Problem to work on:
Extract and list every line that contains the word "Code".

(Collected data entries)
-----

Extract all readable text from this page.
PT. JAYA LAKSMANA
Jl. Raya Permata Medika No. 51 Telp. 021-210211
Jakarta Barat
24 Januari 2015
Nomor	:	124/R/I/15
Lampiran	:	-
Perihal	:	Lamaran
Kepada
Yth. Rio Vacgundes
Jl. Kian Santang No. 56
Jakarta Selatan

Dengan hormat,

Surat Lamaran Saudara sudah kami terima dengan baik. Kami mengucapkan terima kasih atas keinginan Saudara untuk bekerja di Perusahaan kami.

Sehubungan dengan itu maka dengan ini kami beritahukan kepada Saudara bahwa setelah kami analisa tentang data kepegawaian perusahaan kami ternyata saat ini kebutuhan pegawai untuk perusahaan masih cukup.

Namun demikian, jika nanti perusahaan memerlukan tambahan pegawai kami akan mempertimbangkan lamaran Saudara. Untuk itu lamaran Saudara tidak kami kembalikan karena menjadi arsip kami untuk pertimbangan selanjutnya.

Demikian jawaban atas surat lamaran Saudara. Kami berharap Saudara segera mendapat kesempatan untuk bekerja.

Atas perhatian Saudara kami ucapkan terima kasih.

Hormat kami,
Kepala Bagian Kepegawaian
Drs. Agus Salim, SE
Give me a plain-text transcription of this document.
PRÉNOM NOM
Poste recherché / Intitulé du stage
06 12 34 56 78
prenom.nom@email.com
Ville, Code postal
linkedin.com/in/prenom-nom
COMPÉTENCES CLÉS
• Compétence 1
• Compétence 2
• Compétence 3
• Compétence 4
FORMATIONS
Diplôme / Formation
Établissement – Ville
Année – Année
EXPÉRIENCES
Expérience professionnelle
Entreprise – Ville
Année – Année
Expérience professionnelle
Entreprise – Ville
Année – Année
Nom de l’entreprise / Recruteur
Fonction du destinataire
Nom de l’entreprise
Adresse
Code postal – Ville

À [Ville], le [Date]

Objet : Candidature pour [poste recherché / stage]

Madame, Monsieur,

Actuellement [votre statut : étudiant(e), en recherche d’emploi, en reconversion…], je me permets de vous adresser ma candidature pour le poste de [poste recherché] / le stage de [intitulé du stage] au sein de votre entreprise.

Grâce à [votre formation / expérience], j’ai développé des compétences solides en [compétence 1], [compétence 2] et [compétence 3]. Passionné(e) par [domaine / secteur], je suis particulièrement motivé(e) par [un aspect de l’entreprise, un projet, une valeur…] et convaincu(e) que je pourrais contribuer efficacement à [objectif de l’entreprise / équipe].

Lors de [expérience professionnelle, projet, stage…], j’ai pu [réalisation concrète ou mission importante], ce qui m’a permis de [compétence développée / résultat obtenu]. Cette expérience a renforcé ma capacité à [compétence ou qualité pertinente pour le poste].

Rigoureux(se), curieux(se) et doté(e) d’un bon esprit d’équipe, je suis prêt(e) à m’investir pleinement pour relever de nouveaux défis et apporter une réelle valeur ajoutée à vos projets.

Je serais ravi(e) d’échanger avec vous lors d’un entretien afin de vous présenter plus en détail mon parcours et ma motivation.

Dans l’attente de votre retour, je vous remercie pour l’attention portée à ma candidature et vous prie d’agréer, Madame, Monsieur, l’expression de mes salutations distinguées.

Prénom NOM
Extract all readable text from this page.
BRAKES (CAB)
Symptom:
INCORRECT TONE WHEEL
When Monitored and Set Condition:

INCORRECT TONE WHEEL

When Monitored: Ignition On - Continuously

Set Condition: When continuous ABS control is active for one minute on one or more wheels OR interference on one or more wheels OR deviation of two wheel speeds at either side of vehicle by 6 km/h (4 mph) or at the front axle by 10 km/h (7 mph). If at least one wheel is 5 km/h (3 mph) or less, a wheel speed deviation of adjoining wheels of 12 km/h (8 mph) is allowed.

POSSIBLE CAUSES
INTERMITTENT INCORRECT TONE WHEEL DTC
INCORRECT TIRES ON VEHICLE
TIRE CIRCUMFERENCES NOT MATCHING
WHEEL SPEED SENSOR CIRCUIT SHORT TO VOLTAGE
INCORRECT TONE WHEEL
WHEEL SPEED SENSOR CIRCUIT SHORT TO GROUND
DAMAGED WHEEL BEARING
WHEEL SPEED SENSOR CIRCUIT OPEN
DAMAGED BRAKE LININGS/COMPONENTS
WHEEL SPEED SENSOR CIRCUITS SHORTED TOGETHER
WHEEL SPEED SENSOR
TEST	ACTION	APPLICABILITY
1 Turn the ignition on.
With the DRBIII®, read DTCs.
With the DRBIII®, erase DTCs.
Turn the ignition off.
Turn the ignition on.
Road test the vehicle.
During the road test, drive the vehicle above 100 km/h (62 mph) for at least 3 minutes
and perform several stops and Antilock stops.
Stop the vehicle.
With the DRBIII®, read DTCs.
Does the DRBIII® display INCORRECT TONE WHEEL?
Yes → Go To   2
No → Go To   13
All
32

-----

Solution for this problem:
Ville, Code postal
Code postal – Ville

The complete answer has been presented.